▶ [Exercise details]: Revise the material below, replacing every occurrence of "toggle-knob" with "switch-knob" and leaving all other text unchanged.

▶ [Supplied material]:
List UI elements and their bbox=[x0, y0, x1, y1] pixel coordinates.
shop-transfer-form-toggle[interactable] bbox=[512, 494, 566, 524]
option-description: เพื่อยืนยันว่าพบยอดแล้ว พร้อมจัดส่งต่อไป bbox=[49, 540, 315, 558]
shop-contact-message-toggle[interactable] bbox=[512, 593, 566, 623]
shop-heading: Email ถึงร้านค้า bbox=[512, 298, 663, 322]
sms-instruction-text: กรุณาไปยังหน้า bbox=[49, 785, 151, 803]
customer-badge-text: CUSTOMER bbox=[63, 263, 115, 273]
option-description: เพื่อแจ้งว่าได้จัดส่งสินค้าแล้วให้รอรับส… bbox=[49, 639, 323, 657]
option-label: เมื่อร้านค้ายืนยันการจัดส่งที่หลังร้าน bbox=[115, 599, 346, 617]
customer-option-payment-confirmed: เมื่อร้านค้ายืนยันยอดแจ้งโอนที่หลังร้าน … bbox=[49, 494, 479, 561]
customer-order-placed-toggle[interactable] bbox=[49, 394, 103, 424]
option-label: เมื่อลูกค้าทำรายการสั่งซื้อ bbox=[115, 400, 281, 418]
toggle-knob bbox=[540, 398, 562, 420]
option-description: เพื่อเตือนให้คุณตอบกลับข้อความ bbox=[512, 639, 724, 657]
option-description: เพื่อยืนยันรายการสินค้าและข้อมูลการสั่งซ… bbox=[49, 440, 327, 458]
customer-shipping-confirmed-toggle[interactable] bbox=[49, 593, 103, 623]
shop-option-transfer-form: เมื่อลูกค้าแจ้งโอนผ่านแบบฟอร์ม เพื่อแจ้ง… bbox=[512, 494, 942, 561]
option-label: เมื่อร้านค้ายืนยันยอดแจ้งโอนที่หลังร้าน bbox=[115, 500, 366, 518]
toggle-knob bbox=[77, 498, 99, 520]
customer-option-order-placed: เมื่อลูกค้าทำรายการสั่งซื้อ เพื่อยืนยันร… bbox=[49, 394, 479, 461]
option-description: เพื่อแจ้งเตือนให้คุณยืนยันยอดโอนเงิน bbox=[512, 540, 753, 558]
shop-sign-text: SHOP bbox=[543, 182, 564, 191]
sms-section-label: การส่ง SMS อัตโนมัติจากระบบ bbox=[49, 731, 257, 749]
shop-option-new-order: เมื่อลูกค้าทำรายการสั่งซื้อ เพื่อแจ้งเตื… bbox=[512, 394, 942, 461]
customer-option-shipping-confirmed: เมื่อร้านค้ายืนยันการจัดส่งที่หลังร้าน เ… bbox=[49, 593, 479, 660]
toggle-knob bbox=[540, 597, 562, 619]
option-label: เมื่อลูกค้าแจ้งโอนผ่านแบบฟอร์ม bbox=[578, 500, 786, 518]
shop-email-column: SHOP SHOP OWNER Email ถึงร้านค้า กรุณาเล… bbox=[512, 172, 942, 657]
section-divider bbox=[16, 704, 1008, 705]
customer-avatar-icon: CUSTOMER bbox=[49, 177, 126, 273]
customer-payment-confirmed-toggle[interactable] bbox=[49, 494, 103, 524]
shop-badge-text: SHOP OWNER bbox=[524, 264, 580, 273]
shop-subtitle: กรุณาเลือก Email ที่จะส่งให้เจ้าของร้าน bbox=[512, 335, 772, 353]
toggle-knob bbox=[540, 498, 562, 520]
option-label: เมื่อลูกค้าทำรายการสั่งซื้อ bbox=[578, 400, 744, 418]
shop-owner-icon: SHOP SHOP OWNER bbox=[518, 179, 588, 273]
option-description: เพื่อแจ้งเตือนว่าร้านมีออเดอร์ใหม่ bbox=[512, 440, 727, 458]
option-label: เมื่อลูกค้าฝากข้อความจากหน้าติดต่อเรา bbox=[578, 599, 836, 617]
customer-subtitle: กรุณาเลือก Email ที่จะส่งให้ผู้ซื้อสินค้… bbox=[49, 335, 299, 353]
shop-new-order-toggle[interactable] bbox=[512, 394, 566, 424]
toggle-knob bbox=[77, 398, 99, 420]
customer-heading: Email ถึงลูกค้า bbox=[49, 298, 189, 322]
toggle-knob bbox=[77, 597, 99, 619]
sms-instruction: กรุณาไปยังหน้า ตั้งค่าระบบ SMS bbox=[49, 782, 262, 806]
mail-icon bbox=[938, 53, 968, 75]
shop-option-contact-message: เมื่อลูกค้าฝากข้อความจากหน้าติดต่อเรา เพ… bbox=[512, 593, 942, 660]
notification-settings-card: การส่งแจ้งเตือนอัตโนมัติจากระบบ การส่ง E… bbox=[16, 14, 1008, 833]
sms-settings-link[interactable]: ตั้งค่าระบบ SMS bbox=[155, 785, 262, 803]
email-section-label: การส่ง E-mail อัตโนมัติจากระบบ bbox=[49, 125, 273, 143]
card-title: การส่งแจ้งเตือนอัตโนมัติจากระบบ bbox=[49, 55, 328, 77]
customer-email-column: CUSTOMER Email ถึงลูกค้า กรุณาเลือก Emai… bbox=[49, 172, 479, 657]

▶ [Exercise output]:
List UI elements and their bbox=[x0, y0, x1, y1] pixel coordinates.
shop-transfer-form-toggle[interactable] bbox=[512, 494, 566, 524]
option-description: เพื่อยืนยันว่าพบยอดแล้ว พร้อมจัดส่งต่อไป bbox=[49, 540, 315, 558]
shop-contact-message-toggle[interactable] bbox=[512, 593, 566, 623]
shop-heading: Email ถึงร้านค้า bbox=[512, 298, 663, 322]
sms-instruction-text: กรุณาไปยังหน้า bbox=[49, 785, 151, 803]
customer-badge-text: CUSTOMER bbox=[63, 263, 115, 273]
option-description: เพื่อแจ้งว่าได้จัดส่งสินค้าแล้วให้รอรับส… bbox=[49, 639, 323, 657]
option-label: เมื่อร้านค้ายืนยันการจัดส่งที่หลังร้าน bbox=[115, 599, 346, 617]
customer-option-payment-confirmed: เมื่อร้านค้ายืนยันยอดแจ้งโอนที่หลังร้าน … bbox=[49, 494, 479, 561]
customer-order-placed-toggle[interactable] bbox=[49, 394, 103, 424]
option-label: เมื่อลูกค้าทำรายการสั่งซื้อ bbox=[115, 400, 281, 418]
switch-knob bbox=[540, 398, 562, 420]
option-description: เพื่อเตือนให้คุณตอบกลับข้อความ bbox=[512, 639, 724, 657]
option-description: เพื่อยืนยันรายการสินค้าและข้อมูลการสั่งซ… bbox=[49, 440, 327, 458]
customer-shipping-confirmed-toggle[interactable] bbox=[49, 593, 103, 623]
shop-option-transfer-form: เมื่อลูกค้าแจ้งโอนผ่านแบบฟอร์ม เพื่อแจ้ง… bbox=[512, 494, 942, 561]
option-label: เมื่อร้านค้ายืนยันยอดแจ้งโอนที่หลังร้าน bbox=[115, 500, 366, 518]
switch-knob bbox=[77, 498, 99, 520]
customer-option-order-placed: เมื่อลูกค้าทำรายการสั่งซื้อ เพื่อยืนยันร… bbox=[49, 394, 479, 461]
option-description: เพื่อแจ้งเตือนให้คุณยืนยันยอดโอนเงิน bbox=[512, 540, 753, 558]
shop-sign-text: SHOP bbox=[543, 182, 564, 191]
sms-section-label: การส่ง SMS อัตโนมัติจากระบบ bbox=[49, 731, 257, 749]
shop-option-new-order: เมื่อลูกค้าทำรายการสั่งซื้อ เพื่อแจ้งเตื… bbox=[512, 394, 942, 461]
customer-option-shipping-confirmed: เมื่อร้านค้ายืนยันการจัดส่งที่หลังร้าน เ… bbox=[49, 593, 479, 660]
switch-knob bbox=[540, 597, 562, 619]
option-label: เมื่อลูกค้าแจ้งโอนผ่านแบบฟอร์ม bbox=[578, 500, 786, 518]
shop-email-column: SHOP SHOP OWNER Email ถึงร้านค้า กรุณาเล… bbox=[512, 172, 942, 657]
section-divider bbox=[16, 704, 1008, 705]
customer-avatar-icon: CUSTOMER bbox=[49, 177, 126, 273]
customer-payment-confirmed-toggle[interactable] bbox=[49, 494, 103, 524]
shop-badge-text: SHOP OWNER bbox=[524, 264, 580, 273]
shop-subtitle: กรุณาเลือก Email ที่จะส่งให้เจ้าของร้าน bbox=[512, 335, 772, 353]
switch-knob bbox=[540, 498, 562, 520]
option-label: เมื่อลูกค้าทำรายการสั่งซื้อ bbox=[578, 400, 744, 418]
shop-owner-icon: SHOP SHOP OWNER bbox=[518, 179, 588, 273]
option-description: เพื่อแจ้งเตือนว่าร้านมีออเดอร์ใหม่ bbox=[512, 440, 727, 458]
option-label: เมื่อลูกค้าฝากข้อความจากหน้าติดต่อเรา bbox=[578, 599, 836, 617]
customer-subtitle: กรุณาเลือก Email ที่จะส่งให้ผู้ซื้อสินค้… bbox=[49, 335, 299, 353]
shop-new-order-toggle[interactable] bbox=[512, 394, 566, 424]
switch-knob bbox=[77, 398, 99, 420]
customer-heading: Email ถึงลูกค้า bbox=[49, 298, 189, 322]
switch-knob bbox=[77, 597, 99, 619]
sms-instruction: กรุณาไปยังหน้า ตั้งค่าระบบ SMS bbox=[49, 782, 262, 806]
mail-icon bbox=[938, 53, 968, 75]
shop-option-contact-message: เมื่อลูกค้าฝากข้อความจากหน้าติดต่อเรา เพ… bbox=[512, 593, 942, 660]
notification-settings-card: การส่งแจ้งเตือนอัตโนมัติจากระบบ การส่ง E… bbox=[16, 14, 1008, 833]
sms-settings-link[interactable]: ตั้งค่าระบบ SMS bbox=[155, 785, 262, 803]
email-section-label: การส่ง E-mail อัตโนมัติจากระบบ bbox=[49, 125, 273, 143]
card-title: การส่งแจ้งเตือนอัตโนมัติจากระบบ bbox=[49, 55, 328, 77]
customer-email-column: CUSTOMER Email ถึงลูกค้า กรุณาเลือก Emai… bbox=[49, 172, 479, 657]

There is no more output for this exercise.